→ **Your goal**
Copy each of the entries below word for word, leaving out the pictures.

→ **The data**
####
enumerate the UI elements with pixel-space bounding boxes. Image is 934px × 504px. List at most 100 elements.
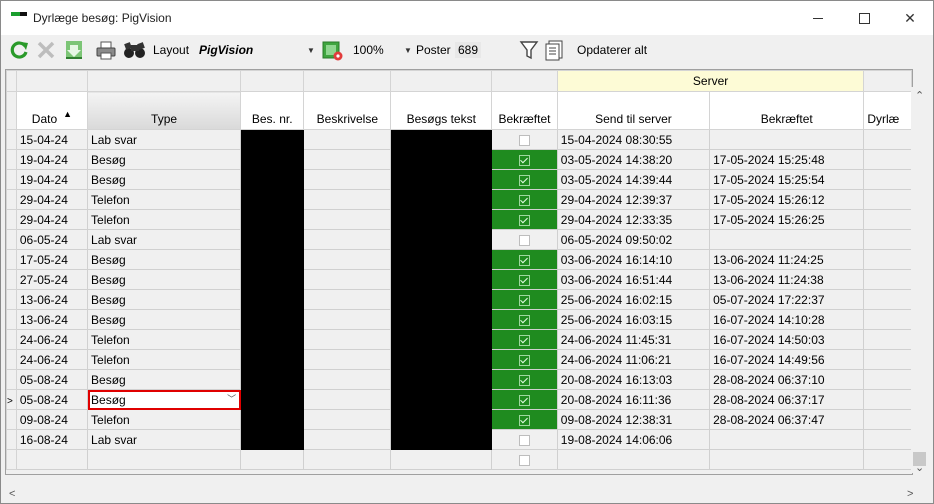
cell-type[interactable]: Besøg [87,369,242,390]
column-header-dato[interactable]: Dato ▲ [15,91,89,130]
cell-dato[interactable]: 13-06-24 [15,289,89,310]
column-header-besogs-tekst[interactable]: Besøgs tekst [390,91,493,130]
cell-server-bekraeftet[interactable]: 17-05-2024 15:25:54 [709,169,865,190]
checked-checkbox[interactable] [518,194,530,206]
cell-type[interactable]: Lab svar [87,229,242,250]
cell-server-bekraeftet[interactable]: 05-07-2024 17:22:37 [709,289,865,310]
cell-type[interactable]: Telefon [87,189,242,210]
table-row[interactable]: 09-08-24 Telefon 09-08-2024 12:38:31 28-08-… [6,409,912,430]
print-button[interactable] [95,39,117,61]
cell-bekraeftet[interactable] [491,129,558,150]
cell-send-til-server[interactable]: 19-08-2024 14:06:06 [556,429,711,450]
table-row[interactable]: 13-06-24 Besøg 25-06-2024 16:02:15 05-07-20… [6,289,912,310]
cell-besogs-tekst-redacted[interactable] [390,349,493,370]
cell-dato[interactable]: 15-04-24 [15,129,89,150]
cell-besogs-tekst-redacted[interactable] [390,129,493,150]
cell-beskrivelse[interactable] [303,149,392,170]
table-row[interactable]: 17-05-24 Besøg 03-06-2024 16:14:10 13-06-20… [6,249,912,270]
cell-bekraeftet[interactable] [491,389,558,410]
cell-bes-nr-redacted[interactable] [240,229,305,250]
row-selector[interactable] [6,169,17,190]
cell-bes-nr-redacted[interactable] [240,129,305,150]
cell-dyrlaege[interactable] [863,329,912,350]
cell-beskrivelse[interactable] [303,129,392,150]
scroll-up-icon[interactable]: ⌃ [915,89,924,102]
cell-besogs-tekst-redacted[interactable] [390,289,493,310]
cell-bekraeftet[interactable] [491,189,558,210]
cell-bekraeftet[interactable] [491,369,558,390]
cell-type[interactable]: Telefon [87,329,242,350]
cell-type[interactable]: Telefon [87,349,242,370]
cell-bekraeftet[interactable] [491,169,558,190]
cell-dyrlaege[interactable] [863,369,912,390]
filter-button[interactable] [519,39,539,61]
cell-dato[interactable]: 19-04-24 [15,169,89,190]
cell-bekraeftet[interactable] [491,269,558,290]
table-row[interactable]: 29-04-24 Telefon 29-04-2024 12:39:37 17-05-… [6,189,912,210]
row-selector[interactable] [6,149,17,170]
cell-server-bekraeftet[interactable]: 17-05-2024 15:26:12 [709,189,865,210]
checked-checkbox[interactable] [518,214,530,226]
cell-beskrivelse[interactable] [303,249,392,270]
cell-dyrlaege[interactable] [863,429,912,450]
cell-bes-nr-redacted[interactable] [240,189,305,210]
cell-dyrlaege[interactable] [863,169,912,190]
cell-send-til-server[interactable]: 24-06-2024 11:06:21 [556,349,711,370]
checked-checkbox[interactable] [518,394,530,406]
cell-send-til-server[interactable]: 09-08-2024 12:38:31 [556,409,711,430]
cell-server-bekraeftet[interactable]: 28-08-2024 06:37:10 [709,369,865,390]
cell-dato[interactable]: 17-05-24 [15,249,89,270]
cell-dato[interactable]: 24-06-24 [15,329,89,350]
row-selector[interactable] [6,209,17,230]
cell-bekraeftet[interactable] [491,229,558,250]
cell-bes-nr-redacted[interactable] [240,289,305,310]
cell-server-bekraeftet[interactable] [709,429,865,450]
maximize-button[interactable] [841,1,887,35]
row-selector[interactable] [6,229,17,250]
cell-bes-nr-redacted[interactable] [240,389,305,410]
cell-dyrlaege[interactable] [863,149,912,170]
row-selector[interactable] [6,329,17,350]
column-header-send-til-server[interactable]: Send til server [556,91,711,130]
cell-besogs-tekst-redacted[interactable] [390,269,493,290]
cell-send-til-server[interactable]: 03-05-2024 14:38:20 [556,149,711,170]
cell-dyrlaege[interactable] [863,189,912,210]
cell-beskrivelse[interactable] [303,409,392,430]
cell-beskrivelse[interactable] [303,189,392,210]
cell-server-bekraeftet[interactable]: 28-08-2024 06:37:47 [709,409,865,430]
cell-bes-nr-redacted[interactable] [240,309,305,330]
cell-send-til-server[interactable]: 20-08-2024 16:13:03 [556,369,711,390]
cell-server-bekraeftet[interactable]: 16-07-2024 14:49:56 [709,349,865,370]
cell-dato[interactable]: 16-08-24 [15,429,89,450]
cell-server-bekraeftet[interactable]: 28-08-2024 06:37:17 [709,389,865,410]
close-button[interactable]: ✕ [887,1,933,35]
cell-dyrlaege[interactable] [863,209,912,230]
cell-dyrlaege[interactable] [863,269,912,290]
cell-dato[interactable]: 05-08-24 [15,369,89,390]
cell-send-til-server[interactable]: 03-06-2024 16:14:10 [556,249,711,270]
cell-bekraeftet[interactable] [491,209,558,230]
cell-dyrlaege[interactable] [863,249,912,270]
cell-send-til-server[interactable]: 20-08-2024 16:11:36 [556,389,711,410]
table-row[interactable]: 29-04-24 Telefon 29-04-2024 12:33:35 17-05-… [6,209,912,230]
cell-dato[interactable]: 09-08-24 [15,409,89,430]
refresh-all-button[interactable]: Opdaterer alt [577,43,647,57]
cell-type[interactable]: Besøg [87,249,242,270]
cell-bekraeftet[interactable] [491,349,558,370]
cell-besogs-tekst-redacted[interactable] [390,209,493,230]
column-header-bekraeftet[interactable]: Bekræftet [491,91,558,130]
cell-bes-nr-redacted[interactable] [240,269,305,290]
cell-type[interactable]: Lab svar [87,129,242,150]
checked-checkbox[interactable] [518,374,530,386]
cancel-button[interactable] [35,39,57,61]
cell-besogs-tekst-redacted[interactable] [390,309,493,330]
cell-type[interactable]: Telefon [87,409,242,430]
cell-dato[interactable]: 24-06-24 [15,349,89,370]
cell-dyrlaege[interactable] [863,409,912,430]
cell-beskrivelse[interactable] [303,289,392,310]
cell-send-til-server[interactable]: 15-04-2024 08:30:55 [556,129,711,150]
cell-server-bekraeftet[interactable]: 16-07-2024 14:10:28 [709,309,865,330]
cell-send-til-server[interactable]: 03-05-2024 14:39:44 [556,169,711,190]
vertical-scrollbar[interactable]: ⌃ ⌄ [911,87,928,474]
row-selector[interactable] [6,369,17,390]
####
→ **Exercise solution**
enumerate the UI elements with pixel-space bounding boxes. Image is 934px × 504px. List at most 100 elements.
cell-type[interactable]: Besøg [87,369,242,390]
column-header-dato[interactable]: Dato ▲ [15,91,89,130]
cell-dato[interactable]: 13-06-24 [15,289,89,310]
column-header-besogs-tekst[interactable]: Besøgs tekst [390,91,493,130]
cell-server-bekraeftet[interactable]: 17-05-2024 15:25:54 [709,169,865,190]
checked-checkbox[interactable] [518,194,530,206]
cell-type[interactable]: Lab svar [87,229,242,250]
cell-server-bekraeftet[interactable]: 05-07-2024 17:22:37 [709,289,865,310]
cell-type[interactable]: Telefon [87,189,242,210]
table-row[interactable]: 09-08-24 Telefon 09-08-2024 12:38:31 28-08-… [6,409,912,430]
print-button[interactable] [95,39,117,61]
cell-bekraeftet[interactable] [491,129,558,150]
cell-send-til-server[interactable]: 19-08-2024 14:06:06 [556,429,711,450]
table-row[interactable]: 13-06-24 Besøg 25-06-2024 16:02:15 05-07-20… [6,289,912,310]
cell-besogs-tekst-redacted[interactable] [390,349,493,370]
cell-dato[interactable]: 15-04-24 [15,129,89,150]
cell-besogs-tekst-redacted[interactable] [390,129,493,150]
cell-beskrivelse[interactable] [303,149,392,170]
table-row[interactable]: 17-05-24 Besøg 03-06-2024 16:14:10 13-06-20… [6,249,912,270]
cell-bekraeftet[interactable] [491,389,558,410]
cell-bes-nr-redacted[interactable] [240,229,305,250]
row-selector[interactable] [6,169,17,190]
cell-bes-nr-redacted[interactable] [240,129,305,150]
cell-dyrlaege[interactable] [863,329,912,350]
cell-beskrivelse[interactable] [303,129,392,150]
scroll-up-icon[interactable]: ⌃ [915,89,924,102]
cell-besogs-tekst-redacted[interactable] [390,289,493,310]
cell-bekraeftet[interactable] [491,189,558,210]
cell-bekraeftet[interactable] [491,369,558,390]
cell-type[interactable]: Telefon [87,329,242,350]
cell-type[interactable]: Telefon [87,349,242,370]
cell-bekraeftet[interactable] [491,169,558,190]
cell-dyrlaege[interactable] [863,369,912,390]
filter-button[interactable] [519,39,539,61]
cell-dato[interactable]: 19-04-24 [15,169,89,190]
cell-bekraeftet[interactable] [491,269,558,290]
table-row[interactable]: 29-04-24 Telefon 29-04-2024 12:39:37 17-05-… [6,189,912,210]
row-selector[interactable] [6,149,17,170]
cell-server-bekraeftet[interactable]: 17-05-2024 15:26:12 [709,189,865,210]
checked-checkbox[interactable] [518,214,530,226]
cell-beskrivelse[interactable] [303,249,392,270]
cell-dyrlaege[interactable] [863,429,912,450]
cell-bes-nr-redacted[interactable] [240,189,305,210]
cell-dyrlaege[interactable] [863,169,912,190]
cell-send-til-server[interactable]: 24-06-2024 11:06:21 [556,349,711,370]
checked-checkbox[interactable] [518,394,530,406]
cell-send-til-server[interactable]: 09-08-2024 12:38:31 [556,409,711,430]
cell-server-bekraeftet[interactable]: 28-08-2024 06:37:10 [709,369,865,390]
cell-dato[interactable]: 17-05-24 [15,249,89,270]
cell-dato[interactable]: 24-06-24 [15,329,89,350]
row-selector[interactable] [6,209,17,230]
cell-bekraeftet[interactable] [491,229,558,250]
cell-bes-nr-redacted[interactable] [240,289,305,310]
cell-server-bekraeftet[interactable] [709,429,865,450]
maximize-button[interactable] [841,1,887,35]
row-selector[interactable] [6,229,17,250]
cell-bes-nr-redacted[interactable] [240,389,305,410]
cell-dyrlaege[interactable] [863,149,912,170]
row-selector[interactable] [6,329,17,350]
column-header-send-til-server[interactable]: Send til server [556,91,711,130]
cell-besogs-tekst-redacted[interactable] [390,269,493,290]
cell-send-til-server[interactable]: 03-05-2024 14:38:20 [556,149,711,170]
cell-dyrlaege[interactable] [863,189,912,210]
cell-beskrivelse[interactable] [303,409,392,430]
cell-beskrivelse[interactable] [303,189,392,210]
cell-server-bekraeftet[interactable]: 28-08-2024 06:37:47 [709,409,865,430]
cell-bes-nr-redacted[interactable] [240,309,305,330]
cell-send-til-server[interactable]: 20-08-2024 16:13:03 [556,369,711,390]
cell-server-bekraeftet[interactable]: 16-07-2024 14:49:56 [709,349,865,370]
cell-dato[interactable]: 16-08-24 [15,429,89,450]
cell-server-bekraeftet[interactable]: 28-08-2024 06:37:17 [709,389,865,410]
close-button[interactable]: ✕ [887,1,933,35]
cell-dyrlaege[interactable] [863,209,912,230]
cell-dyrlaege[interactable] [863,269,912,290]
cell-dato[interactable]: 05-08-24 [15,369,89,390]
cell-send-til-server[interactable]: 03-06-2024 16:14:10 [556,249,711,270]
cell-bekraeftet[interactable] [491,209,558,230]
cell-dyrlaege[interactable] [863,249,912,270]
cell-send-til-server[interactable]: 20-08-2024 16:11:36 [556,389,711,410]
table-row[interactable]: 29-04-24 Telefon 29-04-2024 12:33:35 17-05-… [6,209,912,230]
cell-dato[interactable]: 09-08-24 [15,409,89,430]
refresh-all-button[interactable]: Opdaterer alt [577,43,647,57]
cell-type[interactable]: Besøg [87,249,242,270]
cell-bekraeftet[interactable] [491,349,558,370]
cell-besogs-tekst-redacted[interactable] [390,209,493,230]
column-header-bekraeftet[interactable]: Bekræftet [491,91,558,130]
cell-bes-nr-redacted[interactable] [240,269,305,290]
cell-type[interactable]: Lab svar [87,129,242,150]
checked-checkbox[interactable] [518,374,530,386]
cancel-button[interactable] [35,39,57,61]
cell-besogs-tekst-redacted[interactable] [390,309,493,330]
cell-type[interactable]: Telefon [87,409,242,430]
cell-dato[interactable]: 24-06-24 [15,349,89,370]
cell-dyrlaege[interactable] [863,409,912,430]
cell-beskrivelse[interactable] [303,289,392,310]
cell-send-til-server[interactable]: 15-04-2024 08:30:55 [556,129,711,150]
cell-server-bekraeftet[interactable]: 16-07-2024 14:10:28 [709,309,865,330]
cell-send-til-server[interactable]: 03-05-2024 14:39:44 [556,169,711,190]
vertical-scrollbar[interactable]: ⌃ ⌄ [911,87,928,474]
row-selector[interactable] [6,369,17,390]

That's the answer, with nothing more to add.